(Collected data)
══════════════════════════════

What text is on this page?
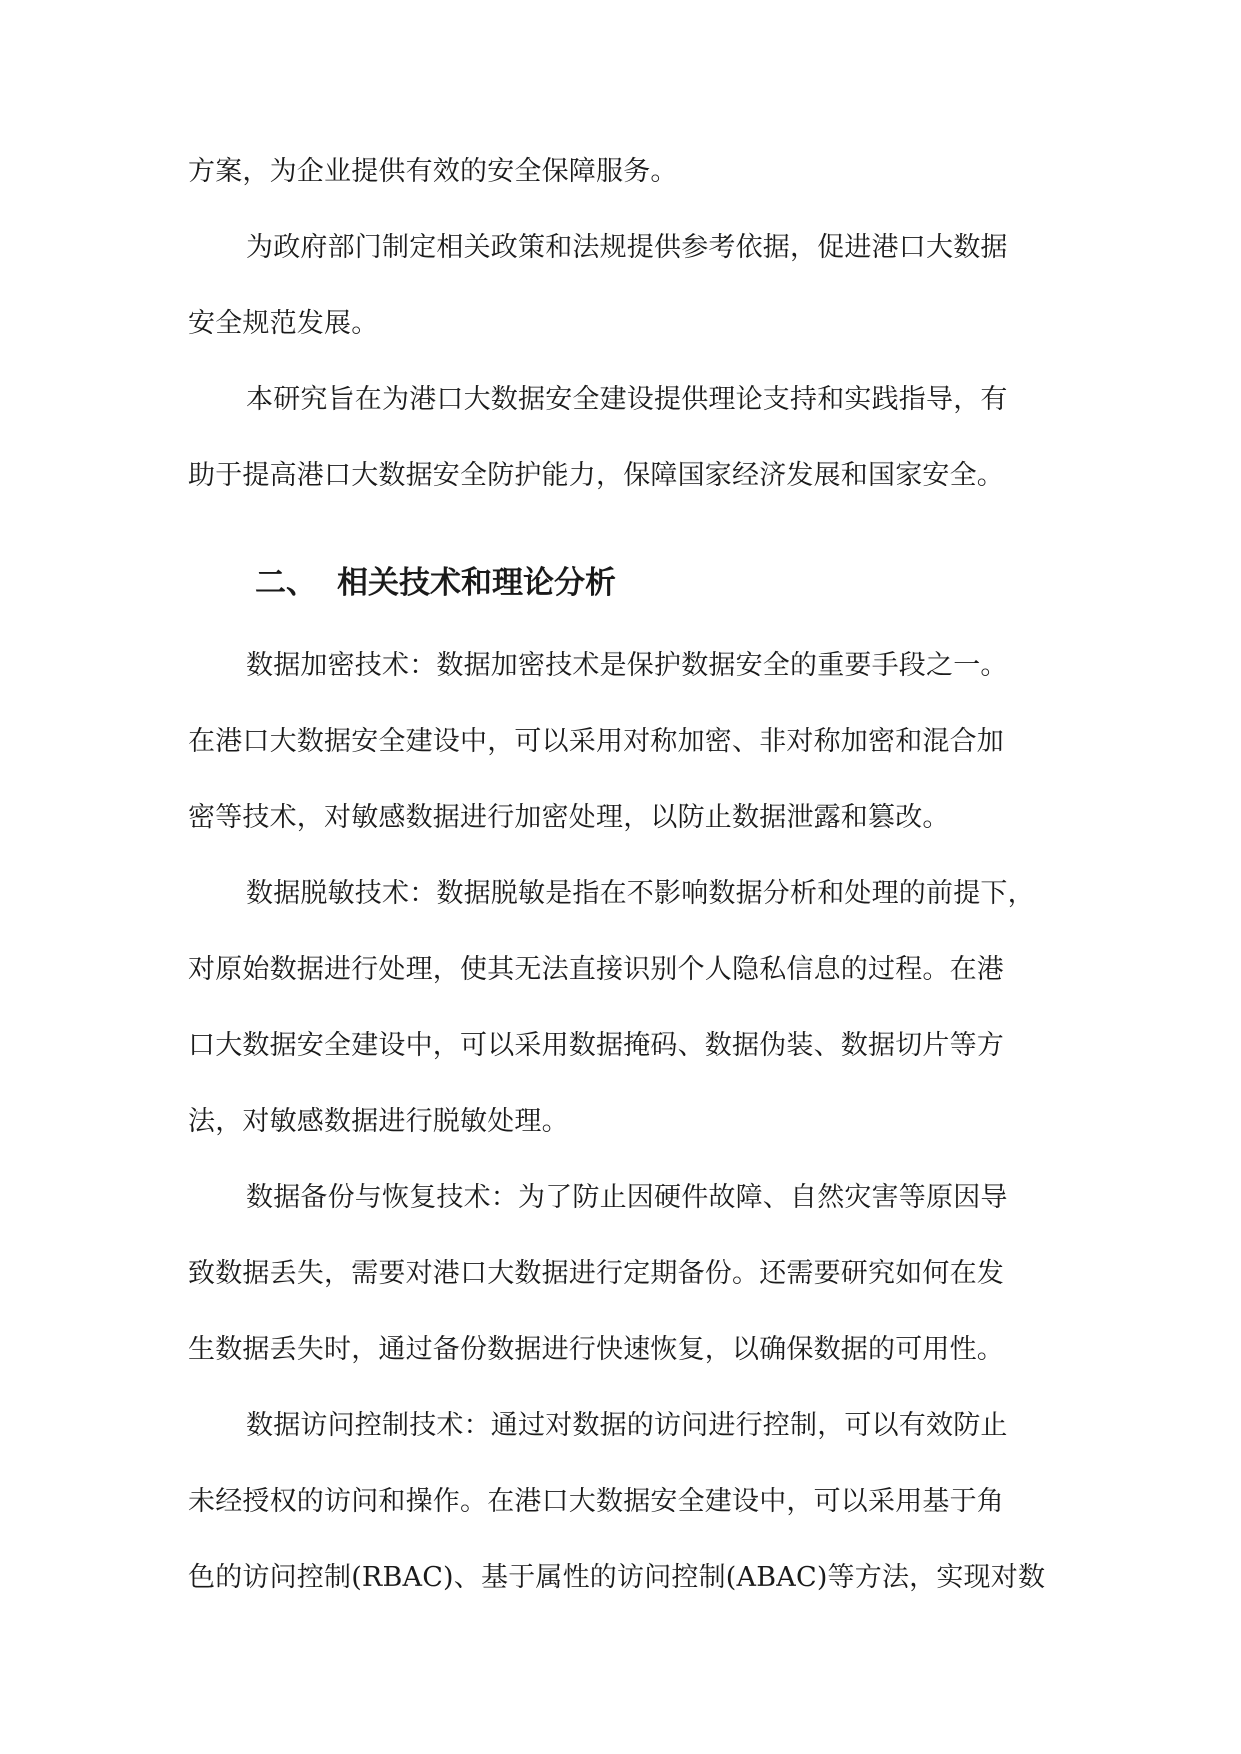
方案，为企业提供有效的安全保障服务。
为政府部门制定相关政策和法规提供参考依据，促进港口大数据
安全规范发展。
本研究旨在为港口大数据安全建设提供理论支持和实践指导，有
助于提高港口大数据安全防护能力，保障国家经济发展和国家安全。
二、 相关技术和理论分析
数据加密技术：数据加密技术是保护数据安全的重要手段之一。
在港口大数据安全建设中，可以采用对称加密、非对称加密和混合加
密等技术，对敏感数据进行加密处理，以防止数据泄露和篡改。
数据脱敏技术：数据脱敏是指在不影响数据分析和处理的前提下，
对原始数据进行处理，使其无法直接识别个人隐私信息的过程。在港
口大数据安全建设中，可以采用数据掩码、数据伪装、数据切片等方
法，对敏感数据进行脱敏处理。
数据备份与恢复技术：为了防止因硬件故障、自然灾害等原因导
致数据丢失，需要对港口大数据进行定期备份。还需要研究如何在发
生数据丢失时，通过备份数据进行快速恢复，以确保数据的可用性。
数据访问控制技术：通过对数据的访问进行控制，可以有效防止
未经授权的访问和操作。在港口大数据安全建设中，可以采用基于角
色的访问控制(RBAC)、基于属性的访问控制(ABAC)等方法，实现对数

══════════════════════════════

> _GOAL_: Output all the records, word for word, with no pictures in the copy.

> _TASK ANSWER_:
What text is on this page?
方案，为企业提供有效的安全保障服务。
为政府部门制定相关政策和法规提供参考依据，促进港口大数据
安全规范发展。
本研究旨在为港口大数据安全建设提供理论支持和实践指导，有
助于提高港口大数据安全防护能力，保障国家经济发展和国家安全。
二、 相关技术和理论分析
数据加密技术：数据加密技术是保护数据安全的重要手段之一。
在港口大数据安全建设中，可以采用对称加密、非对称加密和混合加
密等技术，对敏感数据进行加密处理，以防止数据泄露和篡改。
数据脱敏技术：数据脱敏是指在不影响数据分析和处理的前提下，
对原始数据进行处理，使其无法直接识别个人隐私信息的过程。在港
口大数据安全建设中，可以采用数据掩码、数据伪装、数据切片等方
法，对敏感数据进行脱敏处理。
数据备份与恢复技术：为了防止因硬件故障、自然灾害等原因导
致数据丢失，需要对港口大数据进行定期备份。还需要研究如何在发
生数据丢失时，通过备份数据进行快速恢复，以确保数据的可用性。
数据访问控制技术：通过对数据的访问进行控制，可以有效防止
未经授权的访问和操作。在港口大数据安全建设中，可以采用基于角
色的访问控制(RBAC)、基于属性的访问控制(ABAC)等方法，实现对数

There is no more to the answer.